### [Exercise objective]
Give the count of lines in the data that include the string "implemented", with no added remarks.

[Start Working data]

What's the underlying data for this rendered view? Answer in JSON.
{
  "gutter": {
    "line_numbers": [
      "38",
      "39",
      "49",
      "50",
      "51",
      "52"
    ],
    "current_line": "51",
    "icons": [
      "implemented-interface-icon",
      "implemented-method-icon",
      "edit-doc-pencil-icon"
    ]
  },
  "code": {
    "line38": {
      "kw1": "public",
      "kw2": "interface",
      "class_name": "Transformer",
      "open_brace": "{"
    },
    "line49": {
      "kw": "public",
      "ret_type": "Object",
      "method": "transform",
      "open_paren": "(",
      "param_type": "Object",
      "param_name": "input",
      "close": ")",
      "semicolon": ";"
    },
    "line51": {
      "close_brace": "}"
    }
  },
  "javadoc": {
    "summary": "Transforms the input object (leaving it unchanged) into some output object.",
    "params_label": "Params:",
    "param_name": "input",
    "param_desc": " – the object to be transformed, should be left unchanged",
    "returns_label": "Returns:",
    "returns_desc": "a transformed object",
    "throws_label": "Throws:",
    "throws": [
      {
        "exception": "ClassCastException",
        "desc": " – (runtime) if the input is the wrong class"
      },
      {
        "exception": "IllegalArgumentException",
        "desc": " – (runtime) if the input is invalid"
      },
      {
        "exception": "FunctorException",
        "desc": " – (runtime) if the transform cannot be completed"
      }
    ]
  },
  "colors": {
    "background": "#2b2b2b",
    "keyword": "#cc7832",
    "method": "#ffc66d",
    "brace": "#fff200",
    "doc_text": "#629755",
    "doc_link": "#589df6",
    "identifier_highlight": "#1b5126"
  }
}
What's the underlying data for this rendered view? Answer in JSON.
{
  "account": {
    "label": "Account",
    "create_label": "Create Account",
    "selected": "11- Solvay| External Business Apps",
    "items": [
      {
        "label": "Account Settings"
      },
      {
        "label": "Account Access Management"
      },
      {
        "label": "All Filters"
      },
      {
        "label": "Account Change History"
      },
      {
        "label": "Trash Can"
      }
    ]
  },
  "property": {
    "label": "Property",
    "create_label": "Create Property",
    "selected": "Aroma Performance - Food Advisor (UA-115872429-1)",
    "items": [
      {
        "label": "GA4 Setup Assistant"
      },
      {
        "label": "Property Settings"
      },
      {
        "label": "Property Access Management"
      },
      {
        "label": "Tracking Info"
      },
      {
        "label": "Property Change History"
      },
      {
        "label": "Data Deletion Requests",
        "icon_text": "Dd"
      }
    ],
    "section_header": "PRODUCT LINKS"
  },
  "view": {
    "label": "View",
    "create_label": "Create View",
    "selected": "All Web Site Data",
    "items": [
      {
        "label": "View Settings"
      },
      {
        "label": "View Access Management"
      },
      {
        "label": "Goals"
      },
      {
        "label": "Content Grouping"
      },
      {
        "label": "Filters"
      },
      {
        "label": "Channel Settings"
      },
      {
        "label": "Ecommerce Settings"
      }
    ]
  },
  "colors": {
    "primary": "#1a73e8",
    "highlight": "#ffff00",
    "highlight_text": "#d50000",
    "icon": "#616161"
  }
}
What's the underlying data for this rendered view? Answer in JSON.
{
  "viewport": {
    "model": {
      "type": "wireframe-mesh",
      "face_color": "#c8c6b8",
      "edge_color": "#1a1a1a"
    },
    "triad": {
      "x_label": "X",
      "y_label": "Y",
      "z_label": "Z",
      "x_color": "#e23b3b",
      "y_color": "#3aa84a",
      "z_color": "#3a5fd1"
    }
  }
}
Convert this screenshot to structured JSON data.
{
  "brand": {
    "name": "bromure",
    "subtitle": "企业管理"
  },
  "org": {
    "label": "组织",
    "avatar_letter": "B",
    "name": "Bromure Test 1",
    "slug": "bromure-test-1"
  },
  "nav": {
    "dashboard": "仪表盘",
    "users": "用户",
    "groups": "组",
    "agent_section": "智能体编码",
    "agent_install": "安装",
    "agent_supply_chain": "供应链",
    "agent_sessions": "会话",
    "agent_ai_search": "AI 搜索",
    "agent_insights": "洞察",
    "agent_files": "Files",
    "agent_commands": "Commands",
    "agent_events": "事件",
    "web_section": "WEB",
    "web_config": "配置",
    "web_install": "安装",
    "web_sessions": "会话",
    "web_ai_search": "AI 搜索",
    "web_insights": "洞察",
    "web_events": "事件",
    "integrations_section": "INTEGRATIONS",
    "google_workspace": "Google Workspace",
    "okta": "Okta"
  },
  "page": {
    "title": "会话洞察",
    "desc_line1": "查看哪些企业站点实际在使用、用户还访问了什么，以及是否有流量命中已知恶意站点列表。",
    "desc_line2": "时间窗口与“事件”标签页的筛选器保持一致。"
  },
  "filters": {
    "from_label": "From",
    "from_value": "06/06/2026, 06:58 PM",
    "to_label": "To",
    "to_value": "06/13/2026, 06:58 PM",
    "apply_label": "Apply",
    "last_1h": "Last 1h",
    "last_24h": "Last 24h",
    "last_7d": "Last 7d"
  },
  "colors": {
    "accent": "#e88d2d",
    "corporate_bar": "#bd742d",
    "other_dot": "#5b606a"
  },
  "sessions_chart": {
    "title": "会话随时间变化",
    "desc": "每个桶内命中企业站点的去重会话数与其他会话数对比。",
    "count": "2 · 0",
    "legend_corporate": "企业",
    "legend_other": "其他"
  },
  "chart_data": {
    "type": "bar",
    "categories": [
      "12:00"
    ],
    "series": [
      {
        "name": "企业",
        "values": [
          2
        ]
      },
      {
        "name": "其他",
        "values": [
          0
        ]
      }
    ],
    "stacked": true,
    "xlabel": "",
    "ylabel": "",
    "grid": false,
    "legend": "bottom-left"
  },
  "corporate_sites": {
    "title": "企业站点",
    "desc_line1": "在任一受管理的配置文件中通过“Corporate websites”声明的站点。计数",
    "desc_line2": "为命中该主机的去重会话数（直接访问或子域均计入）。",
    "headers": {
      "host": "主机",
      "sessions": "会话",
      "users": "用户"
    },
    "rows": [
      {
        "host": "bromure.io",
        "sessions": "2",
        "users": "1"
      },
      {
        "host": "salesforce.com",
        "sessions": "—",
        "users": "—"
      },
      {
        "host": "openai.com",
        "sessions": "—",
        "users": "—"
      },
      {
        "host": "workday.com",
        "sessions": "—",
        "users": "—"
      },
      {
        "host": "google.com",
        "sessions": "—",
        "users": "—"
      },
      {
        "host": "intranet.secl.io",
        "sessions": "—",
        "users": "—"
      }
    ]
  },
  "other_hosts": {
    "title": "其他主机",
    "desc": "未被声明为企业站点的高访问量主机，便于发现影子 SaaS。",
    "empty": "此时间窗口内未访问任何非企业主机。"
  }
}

[End Working data]

### [Full solution]
2